• Exercise instructions
Restate the entries word for word, omitting nothing.

Recorded data
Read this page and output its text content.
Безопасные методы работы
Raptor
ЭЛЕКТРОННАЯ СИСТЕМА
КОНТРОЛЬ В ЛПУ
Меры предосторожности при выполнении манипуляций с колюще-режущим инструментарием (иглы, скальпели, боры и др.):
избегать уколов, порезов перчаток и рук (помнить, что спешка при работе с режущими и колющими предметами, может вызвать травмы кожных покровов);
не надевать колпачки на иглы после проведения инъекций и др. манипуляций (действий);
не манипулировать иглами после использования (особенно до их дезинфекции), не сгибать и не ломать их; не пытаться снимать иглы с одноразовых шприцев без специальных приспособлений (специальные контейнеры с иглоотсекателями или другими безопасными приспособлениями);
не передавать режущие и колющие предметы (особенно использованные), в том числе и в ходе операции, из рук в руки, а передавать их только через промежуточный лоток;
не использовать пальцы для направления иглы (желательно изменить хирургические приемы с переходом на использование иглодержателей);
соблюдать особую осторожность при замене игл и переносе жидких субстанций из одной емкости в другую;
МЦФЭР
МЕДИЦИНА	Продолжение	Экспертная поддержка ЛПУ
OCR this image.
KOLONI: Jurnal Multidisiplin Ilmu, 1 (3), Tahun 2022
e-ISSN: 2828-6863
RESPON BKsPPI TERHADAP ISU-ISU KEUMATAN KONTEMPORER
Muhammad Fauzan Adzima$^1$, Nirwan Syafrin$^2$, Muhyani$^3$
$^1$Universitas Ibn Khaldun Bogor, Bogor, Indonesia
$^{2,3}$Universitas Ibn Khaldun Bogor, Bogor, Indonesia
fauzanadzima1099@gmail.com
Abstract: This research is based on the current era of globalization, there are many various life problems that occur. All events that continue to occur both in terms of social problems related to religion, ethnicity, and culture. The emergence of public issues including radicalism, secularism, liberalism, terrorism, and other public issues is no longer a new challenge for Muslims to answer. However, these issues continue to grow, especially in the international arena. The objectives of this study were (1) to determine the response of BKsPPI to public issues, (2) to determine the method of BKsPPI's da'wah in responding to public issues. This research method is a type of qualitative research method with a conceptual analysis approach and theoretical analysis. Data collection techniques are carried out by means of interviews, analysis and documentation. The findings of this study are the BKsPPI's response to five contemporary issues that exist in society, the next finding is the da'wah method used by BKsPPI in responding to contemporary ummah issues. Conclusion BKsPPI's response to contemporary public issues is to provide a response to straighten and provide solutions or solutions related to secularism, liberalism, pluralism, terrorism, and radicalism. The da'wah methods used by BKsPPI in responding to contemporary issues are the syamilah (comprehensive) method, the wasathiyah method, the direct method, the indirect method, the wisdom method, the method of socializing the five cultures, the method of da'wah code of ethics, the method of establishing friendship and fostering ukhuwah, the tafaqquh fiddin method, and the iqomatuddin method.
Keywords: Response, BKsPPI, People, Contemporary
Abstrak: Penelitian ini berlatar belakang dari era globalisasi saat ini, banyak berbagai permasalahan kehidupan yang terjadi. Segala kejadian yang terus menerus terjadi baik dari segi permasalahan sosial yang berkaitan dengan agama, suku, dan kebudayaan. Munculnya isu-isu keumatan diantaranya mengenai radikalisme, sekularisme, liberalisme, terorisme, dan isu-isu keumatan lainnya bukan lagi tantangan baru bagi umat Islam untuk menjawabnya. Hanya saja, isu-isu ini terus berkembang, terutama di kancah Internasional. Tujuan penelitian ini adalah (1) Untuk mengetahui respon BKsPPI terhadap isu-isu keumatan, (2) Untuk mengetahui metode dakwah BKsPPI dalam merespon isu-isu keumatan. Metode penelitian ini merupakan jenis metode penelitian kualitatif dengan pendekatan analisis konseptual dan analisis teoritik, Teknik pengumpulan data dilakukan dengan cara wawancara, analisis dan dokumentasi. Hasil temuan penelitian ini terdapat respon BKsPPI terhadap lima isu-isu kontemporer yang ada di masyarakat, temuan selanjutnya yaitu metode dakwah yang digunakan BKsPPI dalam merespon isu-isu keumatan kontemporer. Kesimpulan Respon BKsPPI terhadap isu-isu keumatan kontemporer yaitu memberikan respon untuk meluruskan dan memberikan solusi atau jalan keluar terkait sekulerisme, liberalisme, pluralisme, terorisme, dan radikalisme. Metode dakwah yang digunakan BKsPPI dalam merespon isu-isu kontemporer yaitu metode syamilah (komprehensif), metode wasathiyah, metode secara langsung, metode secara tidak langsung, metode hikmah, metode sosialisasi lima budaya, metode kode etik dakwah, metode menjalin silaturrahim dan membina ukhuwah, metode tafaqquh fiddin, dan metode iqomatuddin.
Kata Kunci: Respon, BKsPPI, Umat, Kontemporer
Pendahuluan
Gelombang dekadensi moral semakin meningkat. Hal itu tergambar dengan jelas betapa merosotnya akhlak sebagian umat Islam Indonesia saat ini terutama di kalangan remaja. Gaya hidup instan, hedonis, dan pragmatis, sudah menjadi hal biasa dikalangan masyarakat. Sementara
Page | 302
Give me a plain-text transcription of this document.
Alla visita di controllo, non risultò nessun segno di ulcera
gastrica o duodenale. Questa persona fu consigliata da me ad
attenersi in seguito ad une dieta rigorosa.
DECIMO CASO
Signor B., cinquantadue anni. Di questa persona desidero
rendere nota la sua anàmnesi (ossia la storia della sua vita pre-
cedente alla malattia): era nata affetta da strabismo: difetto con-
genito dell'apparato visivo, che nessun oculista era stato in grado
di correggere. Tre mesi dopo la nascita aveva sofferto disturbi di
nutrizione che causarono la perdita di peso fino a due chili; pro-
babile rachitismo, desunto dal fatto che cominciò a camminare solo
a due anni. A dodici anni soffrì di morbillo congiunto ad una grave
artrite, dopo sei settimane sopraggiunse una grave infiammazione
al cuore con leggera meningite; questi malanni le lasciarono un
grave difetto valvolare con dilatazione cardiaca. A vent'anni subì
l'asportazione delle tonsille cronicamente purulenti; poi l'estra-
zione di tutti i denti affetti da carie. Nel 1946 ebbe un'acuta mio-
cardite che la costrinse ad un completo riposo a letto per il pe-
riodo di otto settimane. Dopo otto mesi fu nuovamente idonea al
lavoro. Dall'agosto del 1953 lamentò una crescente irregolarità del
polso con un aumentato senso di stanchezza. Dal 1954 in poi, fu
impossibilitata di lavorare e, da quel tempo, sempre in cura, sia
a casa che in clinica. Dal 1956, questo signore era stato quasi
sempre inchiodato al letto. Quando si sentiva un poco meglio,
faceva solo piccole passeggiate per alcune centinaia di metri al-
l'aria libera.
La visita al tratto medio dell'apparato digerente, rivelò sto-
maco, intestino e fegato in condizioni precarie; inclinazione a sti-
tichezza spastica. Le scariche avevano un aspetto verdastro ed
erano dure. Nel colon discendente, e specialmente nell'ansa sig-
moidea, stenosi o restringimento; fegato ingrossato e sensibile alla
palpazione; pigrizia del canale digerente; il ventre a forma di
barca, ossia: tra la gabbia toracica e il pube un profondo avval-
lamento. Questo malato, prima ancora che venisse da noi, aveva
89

• Task answer
Read this page and output its text content.
Безопасные методы работы
Raptor
ЭЛЕКТРОННАЯ СИСТЕМА
КОНТРОЛЬ В ЛПУ
Меры предосторожности при выполнении манипуляций с колюще-режущим инструментарием (иглы, скальпели, боры и др.):
избегать уколов, порезов перчаток и рук (помнить, что спешка при работе с режущими и колющими предметами, может вызвать травмы кожных покровов);
не надевать колпачки на иглы после проведения инъекций и др. манипуляций (действий);
не манипулировать иглами после использования (особенно до их дезинфекции), не сгибать и не ломать их; не пытаться снимать иглы с одноразовых шприцев без специальных приспособлений (специальные контейнеры с иглоотсекателями или другими безопасными приспособлениями);
не передавать режущие и колющие предметы (особенно использованные), в том числе и в ходе операции, из рук в руки, а передавать их только через промежуточный лоток;
не использовать пальцы для направления иглы (желательно изменить хирургические приемы с переходом на использование иглодержателей);
соблюдать особую осторожность при замене игл и переносе жидких субстанций из одной емкости в другую;
МЦФЭР
МЕДИЦИНА	Продолжение	Экспертная поддержка ЛПУ
OCR this image.
KOLONI: Jurnal Multidisiplin Ilmu, 1 (3), Tahun 2022
e-ISSN: 2828-6863
RESPON BKsPPI TERHADAP ISU-ISU KEUMATAN KONTEMPORER
Muhammad Fauzan Adzima$^1$, Nirwan Syafrin$^2$, Muhyani$^3$
$^1$Universitas Ibn Khaldun Bogor, Bogor, Indonesia
$^{2,3}$Universitas Ibn Khaldun Bogor, Bogor, Indonesia
fauzanadzima1099@gmail.com
Abstract: This research is based on the current era of globalization, there are many various life problems that occur. All events that continue to occur both in terms of social problems related to religion, ethnicity, and culture. The emergence of public issues including radicalism, secularism, liberalism, terrorism, and other public issues is no longer a new challenge for Muslims to answer. However, these issues continue to grow, especially in the international arena. The objectives of this study were (1) to determine the response of BKsPPI to public issues, (2) to determine the method of BKsPPI's da'wah in responding to public issues. This research method is a type of qualitative research method with a conceptual analysis approach and theoretical analysis. Data collection techniques are carried out by means of interviews, analysis and documentation. The findings of this study are the BKsPPI's response to five contemporary issues that exist in society, the next finding is the da'wah method used by BKsPPI in responding to contemporary ummah issues. Conclusion BKsPPI's response to contemporary public issues is to provide a response to straighten and provide solutions or solutions related to secularism, liberalism, pluralism, terrorism, and radicalism. The da'wah methods used by BKsPPI in responding to contemporary issues are the syamilah (comprehensive) method, the wasathiyah method, the direct method, the indirect method, the wisdom method, the method of socializing the five cultures, the method of da'wah code of ethics, the method of establishing friendship and fostering ukhuwah, the tafaqquh fiddin method, and the iqomatuddin method.
Keywords: Response, BKsPPI, People, Contemporary
Abstrak: Penelitian ini berlatar belakang dari era globalisasi saat ini, banyak berbagai permasalahan kehidupan yang terjadi. Segala kejadian yang terus menerus terjadi baik dari segi permasalahan sosial yang berkaitan dengan agama, suku, dan kebudayaan. Munculnya isu-isu keumatan diantaranya mengenai radikalisme, sekularisme, liberalisme, terorisme, dan isu-isu keumatan lainnya bukan lagi tantangan baru bagi umat Islam untuk menjawabnya. Hanya saja, isu-isu ini terus berkembang, terutama di kancah Internasional. Tujuan penelitian ini adalah (1) Untuk mengetahui respon BKsPPI terhadap isu-isu keumatan, (2) Untuk mengetahui metode dakwah BKsPPI dalam merespon isu-isu keumatan. Metode penelitian ini merupakan jenis metode penelitian kualitatif dengan pendekatan analisis konseptual dan analisis teoritik, Teknik pengumpulan data dilakukan dengan cara wawancara, analisis dan dokumentasi. Hasil temuan penelitian ini terdapat respon BKsPPI terhadap lima isu-isu kontemporer yang ada di masyarakat, temuan selanjutnya yaitu metode dakwah yang digunakan BKsPPI dalam merespon isu-isu keumatan kontemporer. Kesimpulan Respon BKsPPI terhadap isu-isu keumatan kontemporer yaitu memberikan respon untuk meluruskan dan memberikan solusi atau jalan keluar terkait sekulerisme, liberalisme, pluralisme, terorisme, dan radikalisme. Metode dakwah yang digunakan BKsPPI dalam merespon isu-isu kontemporer yaitu metode syamilah (komprehensif), metode wasathiyah, metode secara langsung, metode secara tidak langsung, metode hikmah, metode sosialisasi lima budaya, metode kode etik dakwah, metode menjalin silaturrahim dan membina ukhuwah, metode tafaqquh fiddin, dan metode iqomatuddin.
Kata Kunci: Respon, BKsPPI, Umat, Kontemporer
Pendahuluan
Gelombang dekadensi moral semakin meningkat. Hal itu tergambar dengan jelas betapa merosotnya akhlak sebagian umat Islam Indonesia saat ini terutama di kalangan remaja. Gaya hidup instan, hedonis, dan pragmatis, sudah menjadi hal biasa dikalangan masyarakat. Sementara
Page | 302
Give me a plain-text transcription of this document.
Alla visita di controllo, non risultò nessun segno di ulcera
gastrica o duodenale. Questa persona fu consigliata da me ad
attenersi in seguito ad une dieta rigorosa.
DECIMO CASO
Signor B., cinquantadue anni. Di questa persona desidero
rendere nota la sua anàmnesi (ossia la storia della sua vita pre-
cedente alla malattia): era nata affetta da strabismo: difetto con-
genito dell'apparato visivo, che nessun oculista era stato in grado
di correggere. Tre mesi dopo la nascita aveva sofferto disturbi di
nutrizione che causarono la perdita di peso fino a due chili; pro-
babile rachitismo, desunto dal fatto che cominciò a camminare solo
a due anni. A dodici anni soffrì di morbillo congiunto ad una grave
artrite, dopo sei settimane sopraggiunse una grave infiammazione
al cuore con leggera meningite; questi malanni le lasciarono un
grave difetto valvolare con dilatazione cardiaca. A vent'anni subì
l'asportazione delle tonsille cronicamente purulenti; poi l'estra-
zione di tutti i denti affetti da carie. Nel 1946 ebbe un'acuta mio-
cardite che la costrinse ad un completo riposo a letto per il pe-
riodo di otto settimane. Dopo otto mesi fu nuovamente idonea al
lavoro. Dall'agosto del 1953 lamentò una crescente irregolarità del
polso con un aumentato senso di stanchezza. Dal 1954 in poi, fu
impossibilitata di lavorare e, da quel tempo, sempre in cura, sia
a casa che in clinica. Dal 1956, questo signore era stato quasi
sempre inchiodato al letto. Quando si sentiva un poco meglio,
faceva solo piccole passeggiate per alcune centinaia di metri al-
l'aria libera.
La visita al tratto medio dell'apparato digerente, rivelò sto-
maco, intestino e fegato in condizioni precarie; inclinazione a sti-
tichezza spastica. Le scariche avevano un aspetto verdastro ed
erano dure. Nel colon discendente, e specialmente nell'ansa sig-
moidea, stenosi o restringimento; fegato ingrossato e sensibile alla
palpazione; pigrizia del canale digerente; il ventre a forma di
barca, ossia: tra la gabbia toracica e il pube un profondo avval-
lamento. Questo malato, prima ancora che venisse da noi, aveva
89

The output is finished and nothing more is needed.